[Required work] All lines in the data bearing the string "this" should be identified and copied.

= = = = = = =

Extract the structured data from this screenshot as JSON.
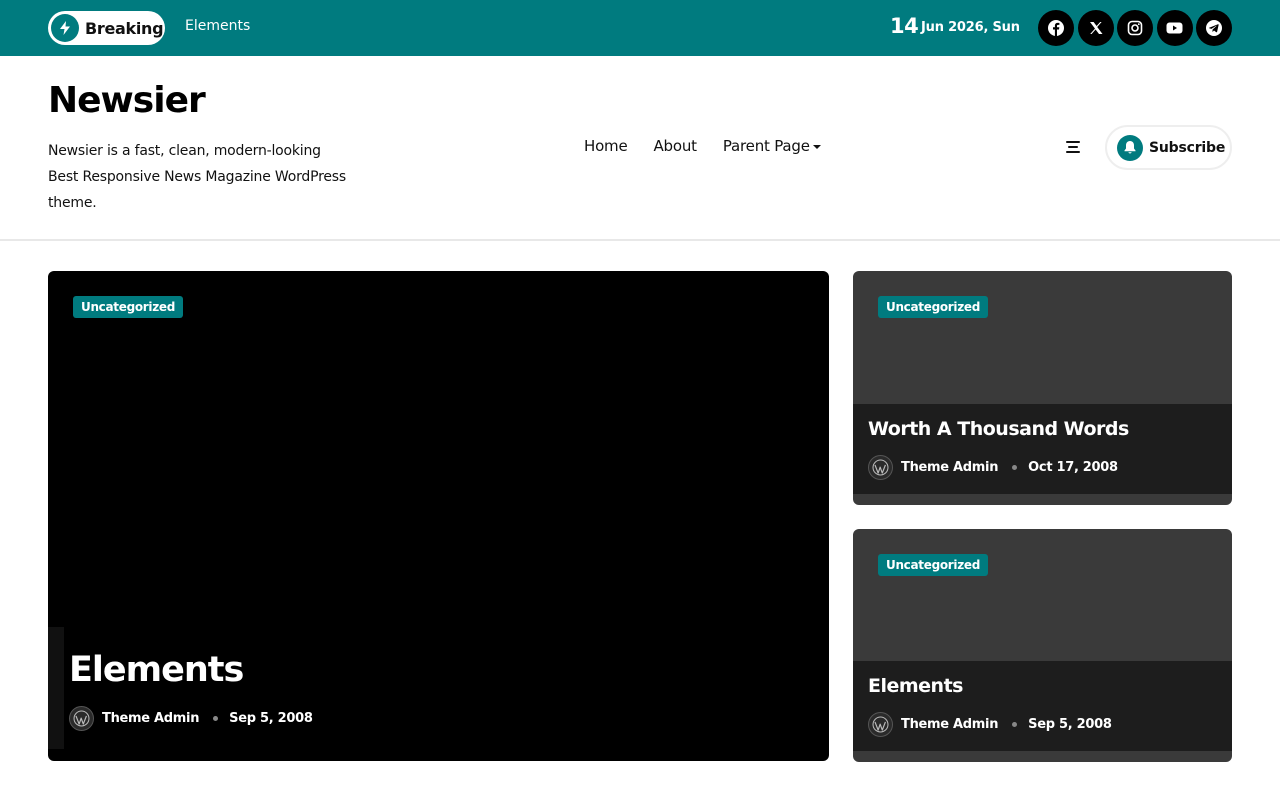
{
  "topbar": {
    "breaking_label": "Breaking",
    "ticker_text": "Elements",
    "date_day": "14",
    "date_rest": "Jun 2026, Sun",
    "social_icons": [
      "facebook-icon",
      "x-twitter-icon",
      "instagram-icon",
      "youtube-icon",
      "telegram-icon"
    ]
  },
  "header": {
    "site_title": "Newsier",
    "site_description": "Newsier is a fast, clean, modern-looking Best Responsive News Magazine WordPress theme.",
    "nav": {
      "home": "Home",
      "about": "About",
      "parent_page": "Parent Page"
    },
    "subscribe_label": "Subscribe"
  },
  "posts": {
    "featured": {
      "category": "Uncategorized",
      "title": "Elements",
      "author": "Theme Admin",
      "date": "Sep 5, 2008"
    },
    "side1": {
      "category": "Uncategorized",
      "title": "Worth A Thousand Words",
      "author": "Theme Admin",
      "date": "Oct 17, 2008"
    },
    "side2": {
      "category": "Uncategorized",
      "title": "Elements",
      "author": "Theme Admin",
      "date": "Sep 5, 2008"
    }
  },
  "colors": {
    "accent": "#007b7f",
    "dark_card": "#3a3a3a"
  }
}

= = = = = = =

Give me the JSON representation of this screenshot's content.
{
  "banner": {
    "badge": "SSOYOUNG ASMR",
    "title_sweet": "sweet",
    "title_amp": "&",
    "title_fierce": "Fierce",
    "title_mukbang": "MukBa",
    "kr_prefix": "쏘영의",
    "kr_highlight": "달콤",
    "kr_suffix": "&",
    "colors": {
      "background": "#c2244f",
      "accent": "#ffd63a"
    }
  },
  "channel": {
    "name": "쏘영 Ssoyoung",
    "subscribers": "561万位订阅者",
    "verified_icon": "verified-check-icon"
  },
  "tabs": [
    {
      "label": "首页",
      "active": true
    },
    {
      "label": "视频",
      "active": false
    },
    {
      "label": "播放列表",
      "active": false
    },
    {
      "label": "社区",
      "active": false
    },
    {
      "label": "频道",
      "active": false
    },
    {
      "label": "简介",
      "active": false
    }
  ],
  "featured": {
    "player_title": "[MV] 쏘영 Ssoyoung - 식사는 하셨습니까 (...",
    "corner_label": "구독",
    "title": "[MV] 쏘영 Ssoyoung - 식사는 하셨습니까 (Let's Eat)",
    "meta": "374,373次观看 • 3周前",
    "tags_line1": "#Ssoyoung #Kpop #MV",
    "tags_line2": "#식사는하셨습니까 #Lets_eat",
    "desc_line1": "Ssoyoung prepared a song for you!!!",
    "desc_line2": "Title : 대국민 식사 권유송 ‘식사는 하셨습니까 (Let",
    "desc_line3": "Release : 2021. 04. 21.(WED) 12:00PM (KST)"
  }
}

= = = = = = =

[Task response]
Extract the structured data from this screenshot as JSON.
Give me the JSON representation of this screenshot's content.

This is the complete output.